Entries from a visual dataset

= = = =

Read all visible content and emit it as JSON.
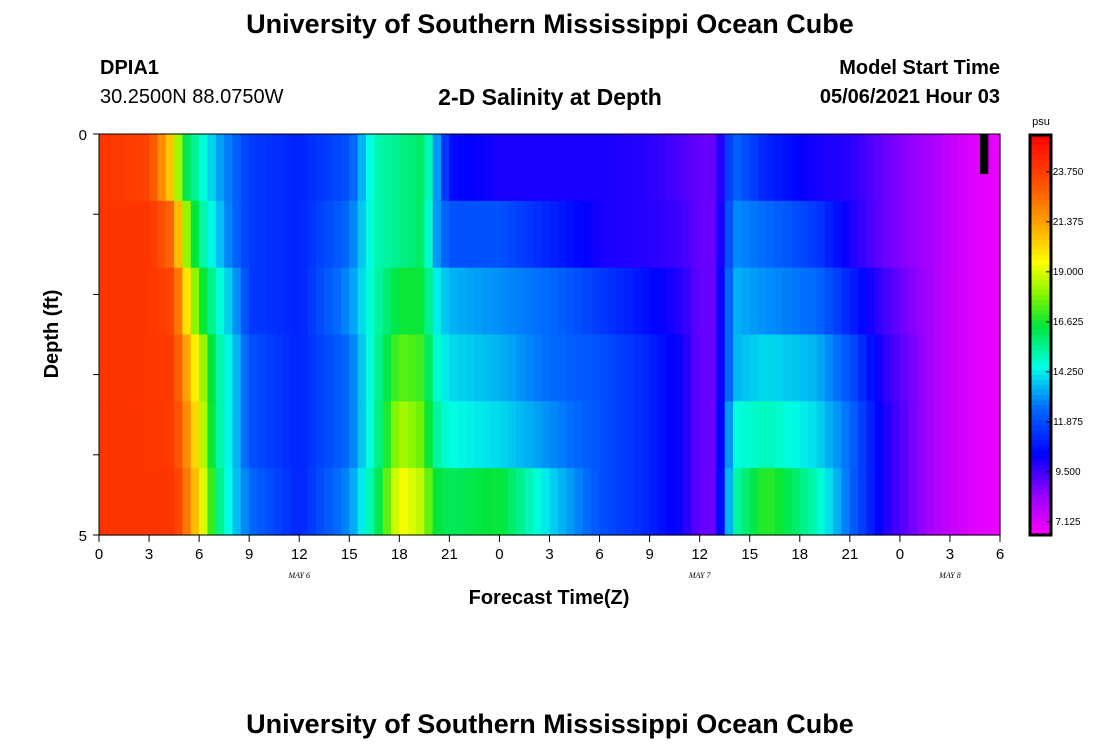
{
  "page": {
    "title_top": "University of Southern Mississippi Ocean Cube",
    "title_bottom": "University of Southern Mississippi Ocean Cube",
    "station": "DPIA1",
    "coords": "30.2500N  88.0750W",
    "subtitle": "2-D Salinity at Depth",
    "model_start_label": "Model Start Time",
    "model_start_value": "05/06/2021 Hour 03"
  },
  "chart_data": {
    "type": "heatmap",
    "title": "2-D Salinity at Depth",
    "xlabel": "Forecast Time(Z)",
    "ylabel": "Depth (ft)",
    "x_range_hours": [
      0,
      54
    ],
    "y_range": [
      0,
      5
    ],
    "x_tick_labels": [
      "0",
      "3",
      "6",
      "9",
      "12",
      "15",
      "18",
      "21",
      "0",
      "3",
      "6",
      "9",
      "12",
      "15",
      "18",
      "21",
      "0",
      "3",
      "6"
    ],
    "y_tick_labels": [
      "0",
      "5"
    ],
    "day_labels": [
      {
        "text": "MAY 6",
        "hour": 12
      },
      {
        "text": "MAY 7",
        "hour": 36
      },
      {
        "text": "MAY 8",
        "hour": 51
      }
    ],
    "colorbar": {
      "unit": "psu",
      "min": 6.5,
      "max": 25.5,
      "tick_labels": [
        "23.750",
        "21.375",
        "19.000",
        "16.625",
        "14.250",
        "11.875",
        "9.500",
        "7.125"
      ],
      "tick_values": [
        23.75,
        21.375,
        19.0,
        16.625,
        14.25,
        11.875,
        9.5,
        7.125
      ]
    },
    "depth_levels_ft": [
      0,
      1,
      2,
      3,
      4,
      5
    ],
    "time_keyframes_hours": [
      0,
      3,
      4.5,
      5,
      6,
      7,
      8,
      9,
      12,
      15,
      16.5,
      18,
      19.5,
      20,
      21,
      24,
      27,
      30,
      33,
      35,
      36,
      37,
      38,
      40,
      43,
      45,
      47,
      50,
      52,
      54
    ],
    "salinity_psu": [
      [
        24.0,
        23.6,
        20.0,
        16.5,
        15.0,
        13.5,
        12.5,
        11.5,
        11.0,
        12.0,
        15.0,
        15.5,
        16.0,
        14.0,
        10.5,
        10.0,
        10.0,
        10.0,
        9.8,
        9.3,
        9.0,
        9.0,
        12.5,
        11.0,
        10.0,
        9.8,
        9.0,
        8.0,
        7.2,
        6.8
      ],
      [
        24.0,
        24.0,
        22.5,
        19.0,
        15.5,
        14.0,
        12.5,
        11.5,
        11.0,
        12.5,
        15.0,
        15.5,
        16.0,
        13.5,
        12.0,
        12.0,
        11.0,
        10.0,
        9.8,
        9.5,
        9.0,
        9.0,
        13.0,
        12.5,
        11.5,
        10.0,
        9.0,
        8.0,
        7.2,
        6.8
      ],
      [
        24.0,
        24.0,
        23.5,
        21.0,
        17.0,
        15.0,
        13.5,
        11.5,
        11.0,
        13.0,
        15.0,
        16.5,
        16.5,
        14.5,
        13.5,
        13.0,
        12.5,
        11.5,
        10.5,
        9.8,
        9.0,
        9.0,
        13.5,
        13.0,
        12.5,
        11.0,
        9.5,
        8.0,
        7.2,
        6.8
      ],
      [
        24.0,
        24.0,
        23.8,
        22.0,
        19.0,
        15.5,
        14.0,
        12.0,
        11.0,
        12.5,
        15.0,
        17.5,
        17.0,
        15.0,
        14.0,
        13.5,
        12.5,
        12.0,
        11.0,
        10.0,
        9.0,
        9.0,
        13.5,
        14.0,
        13.5,
        12.0,
        9.8,
        8.0,
        7.2,
        6.8
      ],
      [
        24.0,
        24.0,
        23.8,
        22.5,
        19.5,
        15.5,
        14.0,
        12.0,
        11.0,
        12.5,
        15.0,
        18.5,
        17.5,
        15.5,
        14.5,
        14.0,
        13.0,
        12.0,
        11.0,
        10.0,
        9.0,
        9.0,
        14.5,
        15.0,
        14.0,
        12.5,
        10.0,
        8.0,
        7.2,
        6.8
      ],
      [
        24.0,
        24.0,
        24.0,
        23.0,
        20.0,
        16.0,
        14.0,
        12.5,
        11.0,
        13.0,
        15.5,
        19.5,
        18.5,
        16.5,
        16.0,
        16.5,
        14.0,
        12.0,
        11.0,
        10.0,
        9.0,
        9.0,
        15.0,
        17.0,
        15.0,
        12.5,
        10.0,
        8.0,
        7.2,
        6.8
      ]
    ],
    "data_gap_marker": {
      "start_hour": 52.8,
      "end_hour": 53.3,
      "depth_from": 0,
      "depth_to": 0.5
    }
  }
}
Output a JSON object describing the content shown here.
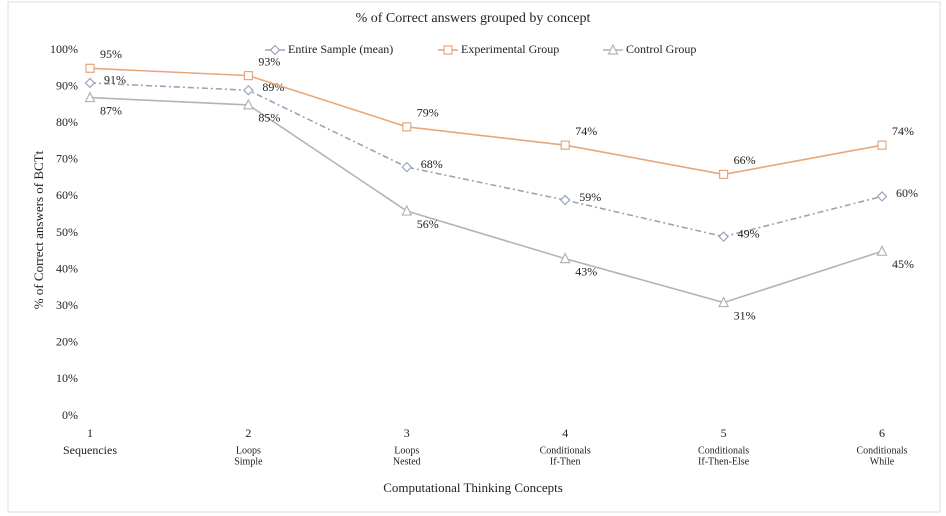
{
  "chart_data": {
    "type": "line",
    "title": "% of Correct answers grouped by concept",
    "x_label": "Computational Thinking Concepts",
    "y_label": "% of Correct answers  of BCTt",
    "categories": [
      [
        "1",
        "Sequencies"
      ],
      [
        "2",
        "Loops",
        "Simple"
      ],
      [
        "3",
        "Loops",
        "Nested"
      ],
      [
        "4",
        "Conditionals",
        "If-Then"
      ],
      [
        "5",
        "Conditionals",
        "If-Then-Else"
      ],
      [
        "6",
        "Conditionals",
        "While"
      ]
    ],
    "series": [
      {
        "name": "Entire Sample (mean)",
        "color": "#9aa4b8",
        "marker": "diamond",
        "dash": "dashdot",
        "values": [
          91,
          89,
          68,
          59,
          49,
          60
        ],
        "value_labels": [
          "91%",
          "89%",
          "68%",
          "59%",
          "49%",
          "60%"
        ]
      },
      {
        "name": "Experimental Group",
        "color": "#e8a67a",
        "marker": "square",
        "dash": "solid",
        "values": [
          95,
          93,
          79,
          74,
          66,
          74
        ],
        "value_labels": [
          "95%",
          "93%",
          "79%",
          "74%",
          "66%",
          "74%"
        ]
      },
      {
        "name": "Control Group",
        "color": "#b4b4b4",
        "marker": "triangle",
        "dash": "solid",
        "values": [
          87,
          85,
          56,
          43,
          31,
          45
        ],
        "value_labels": [
          "87%",
          "85%",
          "56%",
          "43%",
          "31%",
          "45%"
        ]
      }
    ],
    "ylim": [
      0,
      100
    ],
    "yticks": [
      {
        "value": 0,
        "label": "0%"
      },
      {
        "value": 10,
        "label": "10%"
      },
      {
        "value": 20,
        "label": "20%"
      },
      {
        "value": 30,
        "label": "30%"
      },
      {
        "value": 40,
        "label": "40%"
      },
      {
        "value": 50,
        "label": "50%"
      },
      {
        "value": 60,
        "label": "60%"
      },
      {
        "value": 70,
        "label": "70%"
      },
      {
        "value": 80,
        "label": "80%"
      },
      {
        "value": 90,
        "label": "90%"
      },
      {
        "value": 100,
        "label": "100%"
      }
    ],
    "grid": false,
    "legend": "top"
  }
}
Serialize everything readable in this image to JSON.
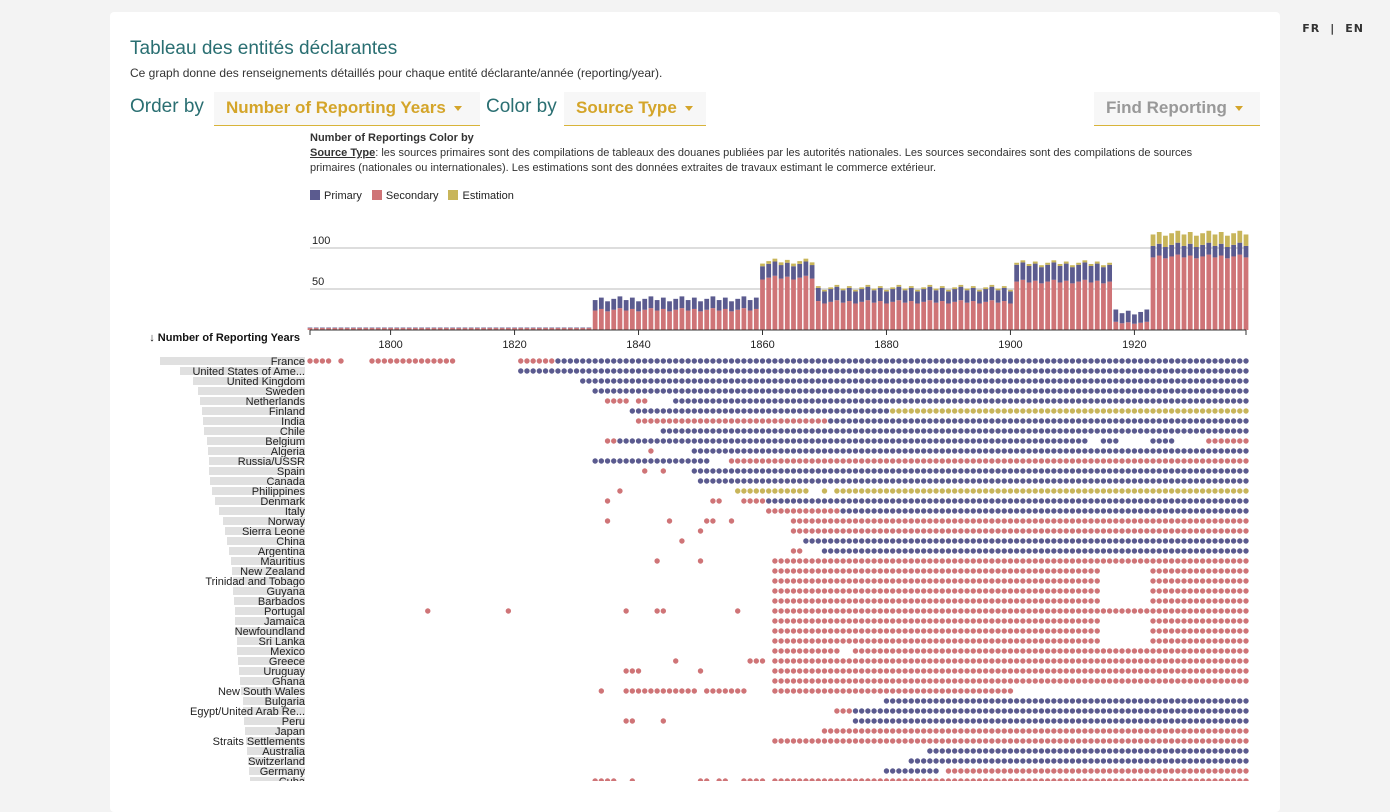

= = = =

## STATED TASK
Using the data above, say how many lines include "name". No other reply is needed.

## EXERCISE RESPONSE
3